● Exercise directions
Could you write out each line of the records below verbatim, from start to finish?

● Material for this exercise
— start —

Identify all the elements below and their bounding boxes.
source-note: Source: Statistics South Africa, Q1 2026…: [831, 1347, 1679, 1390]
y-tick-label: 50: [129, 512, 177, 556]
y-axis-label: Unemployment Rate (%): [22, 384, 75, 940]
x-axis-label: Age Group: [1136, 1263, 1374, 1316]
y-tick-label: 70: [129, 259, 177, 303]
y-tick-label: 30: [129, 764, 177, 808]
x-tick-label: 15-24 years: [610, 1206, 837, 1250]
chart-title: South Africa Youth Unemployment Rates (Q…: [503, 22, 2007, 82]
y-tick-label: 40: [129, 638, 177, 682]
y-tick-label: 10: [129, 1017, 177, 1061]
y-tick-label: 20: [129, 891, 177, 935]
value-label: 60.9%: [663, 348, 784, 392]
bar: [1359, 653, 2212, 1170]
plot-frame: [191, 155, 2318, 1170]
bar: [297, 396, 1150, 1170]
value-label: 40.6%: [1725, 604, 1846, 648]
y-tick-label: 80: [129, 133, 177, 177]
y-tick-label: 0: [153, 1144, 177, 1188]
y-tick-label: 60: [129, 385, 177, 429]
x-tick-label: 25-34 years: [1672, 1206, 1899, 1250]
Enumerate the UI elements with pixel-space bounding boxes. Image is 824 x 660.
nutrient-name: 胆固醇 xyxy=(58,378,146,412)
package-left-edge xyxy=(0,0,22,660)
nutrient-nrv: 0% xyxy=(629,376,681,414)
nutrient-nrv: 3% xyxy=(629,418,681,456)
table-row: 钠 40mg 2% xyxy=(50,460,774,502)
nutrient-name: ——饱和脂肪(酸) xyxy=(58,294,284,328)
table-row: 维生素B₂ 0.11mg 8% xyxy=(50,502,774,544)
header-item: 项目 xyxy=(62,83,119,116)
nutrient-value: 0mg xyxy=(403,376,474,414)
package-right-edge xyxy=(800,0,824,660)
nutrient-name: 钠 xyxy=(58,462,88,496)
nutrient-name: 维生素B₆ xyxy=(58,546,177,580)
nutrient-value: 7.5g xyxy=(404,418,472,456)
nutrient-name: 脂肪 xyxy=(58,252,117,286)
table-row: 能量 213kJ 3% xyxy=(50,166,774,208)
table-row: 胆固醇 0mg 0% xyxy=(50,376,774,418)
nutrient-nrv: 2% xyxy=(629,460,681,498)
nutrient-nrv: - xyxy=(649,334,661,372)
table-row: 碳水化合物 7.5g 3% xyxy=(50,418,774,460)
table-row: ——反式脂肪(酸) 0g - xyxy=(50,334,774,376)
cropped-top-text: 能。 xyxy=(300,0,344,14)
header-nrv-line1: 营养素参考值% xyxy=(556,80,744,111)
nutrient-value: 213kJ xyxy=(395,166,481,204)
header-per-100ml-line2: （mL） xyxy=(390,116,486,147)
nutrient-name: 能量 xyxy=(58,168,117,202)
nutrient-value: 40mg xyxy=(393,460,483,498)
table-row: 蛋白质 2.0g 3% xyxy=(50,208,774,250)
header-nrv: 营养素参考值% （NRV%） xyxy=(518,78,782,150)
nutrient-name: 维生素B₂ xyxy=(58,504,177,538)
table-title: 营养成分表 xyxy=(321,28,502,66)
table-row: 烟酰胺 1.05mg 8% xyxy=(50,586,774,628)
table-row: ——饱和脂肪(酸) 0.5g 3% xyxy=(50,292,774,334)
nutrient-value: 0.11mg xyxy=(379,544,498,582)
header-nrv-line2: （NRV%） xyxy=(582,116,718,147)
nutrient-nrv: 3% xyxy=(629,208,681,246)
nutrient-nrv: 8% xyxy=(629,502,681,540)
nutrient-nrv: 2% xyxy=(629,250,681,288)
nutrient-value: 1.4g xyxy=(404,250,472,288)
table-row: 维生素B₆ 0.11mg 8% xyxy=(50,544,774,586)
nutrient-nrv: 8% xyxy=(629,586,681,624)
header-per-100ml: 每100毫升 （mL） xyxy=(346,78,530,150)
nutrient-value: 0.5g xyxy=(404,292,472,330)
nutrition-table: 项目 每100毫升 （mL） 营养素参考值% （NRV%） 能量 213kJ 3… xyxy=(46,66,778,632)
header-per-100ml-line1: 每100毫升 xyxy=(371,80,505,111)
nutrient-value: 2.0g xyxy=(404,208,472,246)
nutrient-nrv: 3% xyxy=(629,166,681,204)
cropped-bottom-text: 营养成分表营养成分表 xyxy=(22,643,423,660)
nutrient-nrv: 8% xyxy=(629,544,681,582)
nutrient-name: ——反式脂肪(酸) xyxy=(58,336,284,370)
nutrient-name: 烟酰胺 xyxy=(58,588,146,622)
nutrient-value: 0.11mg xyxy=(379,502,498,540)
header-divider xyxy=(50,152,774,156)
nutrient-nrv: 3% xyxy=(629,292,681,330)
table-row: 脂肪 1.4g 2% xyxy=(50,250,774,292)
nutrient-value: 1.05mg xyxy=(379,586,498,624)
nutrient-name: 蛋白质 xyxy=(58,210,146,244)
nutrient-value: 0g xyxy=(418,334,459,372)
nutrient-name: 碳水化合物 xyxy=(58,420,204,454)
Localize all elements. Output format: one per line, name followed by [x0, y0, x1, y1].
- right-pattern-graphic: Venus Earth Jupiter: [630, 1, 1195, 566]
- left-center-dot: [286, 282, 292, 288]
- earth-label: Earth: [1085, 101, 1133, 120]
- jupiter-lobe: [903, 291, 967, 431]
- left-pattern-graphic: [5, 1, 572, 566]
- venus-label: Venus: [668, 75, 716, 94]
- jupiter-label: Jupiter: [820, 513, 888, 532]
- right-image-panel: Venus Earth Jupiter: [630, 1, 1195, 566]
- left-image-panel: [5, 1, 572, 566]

— end —

● Exercise response
Identify all the elements below and their bounding boxes.
source-note: Source: Statistics South Africa, Q1 2026…: [831, 1347, 1679, 1390]
y-tick-label: 50: [129, 512, 177, 556]
y-axis-label: Unemployment Rate (%): [22, 384, 75, 940]
x-axis-label: Age Group: [1136, 1263, 1374, 1316]
y-tick-label: 70: [129, 259, 177, 303]
y-tick-label: 30: [129, 764, 177, 808]
x-tick-label: 15-24 years: [610, 1206, 837, 1250]
chart-title: South Africa Youth Unemployment Rates (Q…: [503, 22, 2007, 82]
y-tick-label: 40: [129, 638, 177, 682]
y-tick-label: 10: [129, 1017, 177, 1061]
y-tick-label: 20: [129, 891, 177, 935]
value-label: 60.9%: [663, 348, 784, 392]
bar: [1359, 653, 2212, 1170]
plot-frame: [191, 155, 2318, 1170]
bar: [297, 396, 1150, 1170]
value-label: 40.6%: [1725, 604, 1846, 648]
y-tick-label: 80: [129, 133, 177, 177]
y-tick-label: 0: [153, 1144, 177, 1188]
y-tick-label: 60: [129, 385, 177, 429]
x-tick-label: 25-34 years: [1672, 1206, 1899, 1250]
Enumerate the UI elements with pixel-space bounding boxes. Image is 824 x 660.
nutrient-name: 胆固醇 xyxy=(58,378,146,412)
package-left-edge xyxy=(0,0,22,660)
nutrient-nrv: 0% xyxy=(629,376,681,414)
nutrient-nrv: 3% xyxy=(629,418,681,456)
table-row: 钠 40mg 2% xyxy=(50,460,774,502)
nutrient-name: ——饱和脂肪(酸) xyxy=(58,294,284,328)
table-row: 维生素B₂ 0.11mg 8% xyxy=(50,502,774,544)
header-item: 项目 xyxy=(62,83,119,116)
nutrient-value: 0mg xyxy=(403,376,474,414)
package-right-edge xyxy=(800,0,824,660)
nutrient-name: 钠 xyxy=(58,462,88,496)
nutrient-name: 维生素B₆ xyxy=(58,546,177,580)
nutrient-value: 7.5g xyxy=(404,418,472,456)
nutrient-name: 脂肪 xyxy=(58,252,117,286)
table-row: 能量 213kJ 3% xyxy=(50,166,774,208)
table-row: 胆固醇 0mg 0% xyxy=(50,376,774,418)
nutrient-nrv: 2% xyxy=(629,460,681,498)
nutrient-nrv: - xyxy=(649,334,661,372)
table-row: 碳水化合物 7.5g 3% xyxy=(50,418,774,460)
table-row: ——反式脂肪(酸) 0g - xyxy=(50,334,774,376)
cropped-top-text: 能。 xyxy=(300,0,344,14)
header-nrv-line1: 营养素参考值% xyxy=(556,80,744,111)
nutrient-value: 213kJ xyxy=(395,166,481,204)
header-per-100ml-line2: （mL） xyxy=(390,116,486,147)
nutrient-name: 能量 xyxy=(58,168,117,202)
nutrient-value: 40mg xyxy=(393,460,483,498)
table-row: 蛋白质 2.0g 3% xyxy=(50,208,774,250)
header-nrv: 营养素参考值% （NRV%） xyxy=(518,78,782,150)
nutrient-name: 维生素B₂ xyxy=(58,504,177,538)
table-title: 营养成分表 xyxy=(321,28,502,66)
table-row: 烟酰胺 1.05mg 8% xyxy=(50,586,774,628)
table-row: ——饱和脂肪(酸) 0.5g 3% xyxy=(50,292,774,334)
nutrient-value: 0.11mg xyxy=(379,544,498,582)
header-nrv-line2: （NRV%） xyxy=(582,116,718,147)
nutrient-nrv: 3% xyxy=(629,208,681,246)
nutrient-nrv: 8% xyxy=(629,502,681,540)
nutrient-nrv: 2% xyxy=(629,250,681,288)
nutrient-value: 1.4g xyxy=(404,250,472,288)
table-row: 维生素B₆ 0.11mg 8% xyxy=(50,544,774,586)
nutrient-nrv: 8% xyxy=(629,586,681,624)
header-per-100ml: 每100毫升 （mL） xyxy=(346,78,530,150)
nutrient-value: 0.5g xyxy=(404,292,472,330)
nutrition-table: 项目 每100毫升 （mL） 营养素参考值% （NRV%） 能量 213kJ 3… xyxy=(46,66,778,632)
header-per-100ml-line1: 每100毫升 xyxy=(371,80,505,111)
nutrient-value: 2.0g xyxy=(404,208,472,246)
nutrient-nrv: 3% xyxy=(629,166,681,204)
cropped-bottom-text: 营养成分表营养成分表 xyxy=(22,643,423,660)
nutrient-nrv: 8% xyxy=(629,544,681,582)
nutrient-name: ——反式脂肪(酸) xyxy=(58,336,284,370)
nutrient-name: 烟酰胺 xyxy=(58,588,146,622)
nutrient-value: 0.11mg xyxy=(379,502,498,540)
header-divider xyxy=(50,152,774,156)
nutrient-nrv: 3% xyxy=(629,292,681,330)
table-row: 脂肪 1.4g 2% xyxy=(50,250,774,292)
nutrient-value: 1.05mg xyxy=(379,586,498,624)
nutrient-name: 蛋白质 xyxy=(58,210,146,244)
nutrient-value: 0g xyxy=(418,334,459,372)
nutrient-name: 碳水化合物 xyxy=(58,420,204,454)
Localize all elements. Output format: one per line, name followed by [x0, y0, x1, y1].
- right-pattern-graphic: Venus Earth Jupiter: [630, 1, 1195, 566]
- left-center-dot: [286, 282, 292, 288]
- earth-label: Earth: [1085, 101, 1133, 120]
- jupiter-lobe: [903, 291, 967, 431]
- left-pattern-graphic: [5, 1, 572, 566]
- venus-label: Venus: [668, 75, 716, 94]
- jupiter-label: Jupiter: [820, 513, 888, 532]
- right-image-panel: Venus Earth Jupiter: [630, 1, 1195, 566]
- left-image-panel: [5, 1, 572, 566]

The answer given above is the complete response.